— START Records supplied —

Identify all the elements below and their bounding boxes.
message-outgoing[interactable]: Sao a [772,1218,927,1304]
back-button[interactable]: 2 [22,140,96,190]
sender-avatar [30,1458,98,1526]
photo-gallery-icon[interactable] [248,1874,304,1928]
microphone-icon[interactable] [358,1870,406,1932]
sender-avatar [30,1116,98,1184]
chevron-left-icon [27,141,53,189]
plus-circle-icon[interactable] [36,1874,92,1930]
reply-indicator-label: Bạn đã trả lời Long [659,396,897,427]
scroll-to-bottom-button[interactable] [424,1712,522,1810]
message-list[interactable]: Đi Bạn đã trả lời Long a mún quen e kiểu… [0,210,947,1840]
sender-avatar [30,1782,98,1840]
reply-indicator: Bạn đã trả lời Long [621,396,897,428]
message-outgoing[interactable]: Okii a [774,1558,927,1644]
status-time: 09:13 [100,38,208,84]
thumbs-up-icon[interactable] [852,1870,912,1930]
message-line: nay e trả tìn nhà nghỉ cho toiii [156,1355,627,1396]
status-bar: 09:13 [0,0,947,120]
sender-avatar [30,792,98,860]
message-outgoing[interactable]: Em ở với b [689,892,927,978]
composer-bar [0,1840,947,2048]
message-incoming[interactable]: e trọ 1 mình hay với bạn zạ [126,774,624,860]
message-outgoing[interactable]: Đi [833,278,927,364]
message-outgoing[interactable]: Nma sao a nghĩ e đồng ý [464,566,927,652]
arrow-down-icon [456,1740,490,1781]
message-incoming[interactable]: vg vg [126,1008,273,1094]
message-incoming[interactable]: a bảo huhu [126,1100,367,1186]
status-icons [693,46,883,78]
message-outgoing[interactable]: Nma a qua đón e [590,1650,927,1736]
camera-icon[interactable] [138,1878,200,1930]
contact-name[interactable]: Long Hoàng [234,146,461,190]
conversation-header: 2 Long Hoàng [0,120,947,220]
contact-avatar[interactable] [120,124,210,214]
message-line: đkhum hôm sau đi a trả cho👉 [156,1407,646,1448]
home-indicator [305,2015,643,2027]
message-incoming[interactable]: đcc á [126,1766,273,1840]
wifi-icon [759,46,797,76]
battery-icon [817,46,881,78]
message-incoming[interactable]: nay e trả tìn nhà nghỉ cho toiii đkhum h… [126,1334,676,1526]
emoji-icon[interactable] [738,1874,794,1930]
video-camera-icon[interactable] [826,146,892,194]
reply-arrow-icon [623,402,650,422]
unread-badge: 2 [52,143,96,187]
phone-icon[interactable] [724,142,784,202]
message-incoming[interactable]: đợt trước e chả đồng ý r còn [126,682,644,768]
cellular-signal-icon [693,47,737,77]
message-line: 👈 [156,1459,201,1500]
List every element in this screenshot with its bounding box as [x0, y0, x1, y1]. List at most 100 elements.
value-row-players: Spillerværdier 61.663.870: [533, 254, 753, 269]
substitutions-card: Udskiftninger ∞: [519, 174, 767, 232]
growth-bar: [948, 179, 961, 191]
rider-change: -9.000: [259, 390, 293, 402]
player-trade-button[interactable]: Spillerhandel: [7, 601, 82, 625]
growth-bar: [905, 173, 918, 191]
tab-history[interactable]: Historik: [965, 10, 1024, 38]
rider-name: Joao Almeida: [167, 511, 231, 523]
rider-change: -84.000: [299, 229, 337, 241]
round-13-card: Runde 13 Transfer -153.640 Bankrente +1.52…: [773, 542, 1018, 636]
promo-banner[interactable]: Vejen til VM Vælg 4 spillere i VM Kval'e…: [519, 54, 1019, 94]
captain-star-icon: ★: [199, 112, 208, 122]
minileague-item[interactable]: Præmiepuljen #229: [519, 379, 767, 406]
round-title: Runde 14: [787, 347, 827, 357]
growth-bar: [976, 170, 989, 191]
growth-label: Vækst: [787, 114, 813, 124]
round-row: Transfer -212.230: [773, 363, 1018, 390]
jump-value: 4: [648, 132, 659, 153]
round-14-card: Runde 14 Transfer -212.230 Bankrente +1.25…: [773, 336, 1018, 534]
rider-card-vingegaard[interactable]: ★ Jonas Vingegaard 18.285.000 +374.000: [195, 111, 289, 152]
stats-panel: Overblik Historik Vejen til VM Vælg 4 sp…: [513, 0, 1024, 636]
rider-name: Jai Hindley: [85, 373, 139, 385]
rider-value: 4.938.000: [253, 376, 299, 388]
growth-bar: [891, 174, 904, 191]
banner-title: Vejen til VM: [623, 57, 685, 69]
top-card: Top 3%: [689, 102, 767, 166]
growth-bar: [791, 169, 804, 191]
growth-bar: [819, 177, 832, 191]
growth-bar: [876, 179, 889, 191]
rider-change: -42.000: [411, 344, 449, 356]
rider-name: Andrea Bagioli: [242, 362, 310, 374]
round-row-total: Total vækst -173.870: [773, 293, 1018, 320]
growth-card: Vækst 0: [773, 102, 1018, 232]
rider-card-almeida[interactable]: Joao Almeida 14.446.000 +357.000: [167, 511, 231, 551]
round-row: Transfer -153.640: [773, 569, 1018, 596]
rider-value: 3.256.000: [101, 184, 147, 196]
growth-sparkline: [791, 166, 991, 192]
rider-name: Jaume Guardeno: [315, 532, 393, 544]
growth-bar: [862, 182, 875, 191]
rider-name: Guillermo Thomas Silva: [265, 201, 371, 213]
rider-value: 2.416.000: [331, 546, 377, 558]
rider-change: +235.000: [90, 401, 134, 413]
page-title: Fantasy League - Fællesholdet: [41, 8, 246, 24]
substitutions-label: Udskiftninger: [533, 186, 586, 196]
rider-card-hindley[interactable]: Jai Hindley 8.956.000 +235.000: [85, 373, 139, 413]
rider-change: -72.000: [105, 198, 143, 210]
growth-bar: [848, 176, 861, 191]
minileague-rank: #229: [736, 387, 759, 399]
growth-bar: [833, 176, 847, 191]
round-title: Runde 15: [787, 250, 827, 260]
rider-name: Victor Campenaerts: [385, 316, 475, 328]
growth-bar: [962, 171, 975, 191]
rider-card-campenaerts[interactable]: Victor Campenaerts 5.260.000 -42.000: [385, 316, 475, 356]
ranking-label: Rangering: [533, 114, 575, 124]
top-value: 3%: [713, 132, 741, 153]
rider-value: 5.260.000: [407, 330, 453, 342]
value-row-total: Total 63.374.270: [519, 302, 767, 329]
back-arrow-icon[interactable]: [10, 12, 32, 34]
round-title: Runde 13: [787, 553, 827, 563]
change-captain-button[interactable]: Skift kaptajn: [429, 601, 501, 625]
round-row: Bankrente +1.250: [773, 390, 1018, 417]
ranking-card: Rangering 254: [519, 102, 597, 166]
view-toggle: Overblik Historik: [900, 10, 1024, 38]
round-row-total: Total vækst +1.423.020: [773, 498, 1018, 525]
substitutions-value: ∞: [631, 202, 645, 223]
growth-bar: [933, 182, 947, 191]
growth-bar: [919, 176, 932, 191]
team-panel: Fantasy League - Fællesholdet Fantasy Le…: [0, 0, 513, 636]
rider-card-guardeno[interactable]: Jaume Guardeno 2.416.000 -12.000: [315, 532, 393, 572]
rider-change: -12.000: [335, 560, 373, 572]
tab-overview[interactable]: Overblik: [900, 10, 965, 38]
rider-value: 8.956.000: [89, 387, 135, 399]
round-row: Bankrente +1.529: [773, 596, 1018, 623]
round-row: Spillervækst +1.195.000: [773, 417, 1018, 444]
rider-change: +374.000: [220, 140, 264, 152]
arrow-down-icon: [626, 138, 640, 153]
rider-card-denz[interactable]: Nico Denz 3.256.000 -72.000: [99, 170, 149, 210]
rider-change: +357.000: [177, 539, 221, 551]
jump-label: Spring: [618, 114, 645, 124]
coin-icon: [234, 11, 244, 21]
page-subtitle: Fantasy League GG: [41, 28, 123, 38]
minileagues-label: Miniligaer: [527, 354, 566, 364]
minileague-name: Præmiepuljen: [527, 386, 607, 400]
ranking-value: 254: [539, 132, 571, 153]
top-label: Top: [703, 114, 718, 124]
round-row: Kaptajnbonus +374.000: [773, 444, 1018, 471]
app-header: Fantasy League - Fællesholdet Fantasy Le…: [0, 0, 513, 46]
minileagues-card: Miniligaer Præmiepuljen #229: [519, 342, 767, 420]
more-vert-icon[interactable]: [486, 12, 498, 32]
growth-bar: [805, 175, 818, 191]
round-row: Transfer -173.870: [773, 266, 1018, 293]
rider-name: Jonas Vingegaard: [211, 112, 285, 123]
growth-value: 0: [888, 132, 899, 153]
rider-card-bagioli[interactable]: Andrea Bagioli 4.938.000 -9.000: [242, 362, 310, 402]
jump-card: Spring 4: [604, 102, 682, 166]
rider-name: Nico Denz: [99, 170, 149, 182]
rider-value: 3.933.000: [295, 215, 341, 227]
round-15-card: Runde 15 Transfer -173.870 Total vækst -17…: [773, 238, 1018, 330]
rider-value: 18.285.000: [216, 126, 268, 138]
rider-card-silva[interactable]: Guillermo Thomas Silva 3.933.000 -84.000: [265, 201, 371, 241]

— END Records supplied —

◆ Goal of the exercise
Copy the items above word for word, from the very first line down through the line that contains "message-line: đkhum hôm".

◆ Worked answer
Identify all the elements below and their bounding boxes.
message-outgoing[interactable]: Sao a [772,1218,927,1304]
back-button[interactable]: 2 [22,140,96,190]
sender-avatar [30,1458,98,1526]
photo-gallery-icon[interactable] [248,1874,304,1928]
microphone-icon[interactable] [358,1870,406,1932]
sender-avatar [30,1116,98,1184]
chevron-left-icon [27,141,53,189]
plus-circle-icon[interactable] [36,1874,92,1930]
reply-indicator-label: Bạn đã trả lời Long [659,396,897,427]
scroll-to-bottom-button[interactable] [424,1712,522,1810]
message-list[interactable]: Đi Bạn đã trả lời Long a mún quen e kiểu… [0,210,947,1840]
sender-avatar [30,1782,98,1840]
reply-indicator: Bạn đã trả lời Long [621,396,897,428]
message-outgoing[interactable]: Okii a [774,1558,927,1644]
status-time: 09:13 [100,38,208,84]
thumbs-up-icon[interactable] [852,1870,912,1930]
message-line: nay e trả tìn nhà nghỉ cho toiii [156,1355,627,1396]
status-bar: 09:13 [0,0,947,120]
sender-avatar [30,792,98,860]
message-outgoing[interactable]: Em ở với b [689,892,927,978]
composer-bar [0,1840,947,2048]
message-incoming[interactable]: e trọ 1 mình hay với bạn zạ [126,774,624,860]
message-outgoing[interactable]: Đi [833,278,927,364]
message-outgoing[interactable]: Nma sao a nghĩ e đồng ý [464,566,927,652]
arrow-down-icon [456,1740,490,1781]
message-incoming[interactable]: vg vg [126,1008,273,1094]
message-incoming[interactable]: a bảo huhu [126,1100,367,1186]
status-icons [693,46,883,78]
message-outgoing[interactable]: Nma a qua đón e [590,1650,927,1736]
camera-icon[interactable] [138,1878,200,1930]
contact-name[interactable]: Long Hoàng [234,146,461,190]
conversation-header: 2 Long Hoàng [0,120,947,220]
contact-avatar[interactable] [120,124,210,214]
message-line: đkhum hôm sau đi a trả cho👉 [156,1407,646,1448]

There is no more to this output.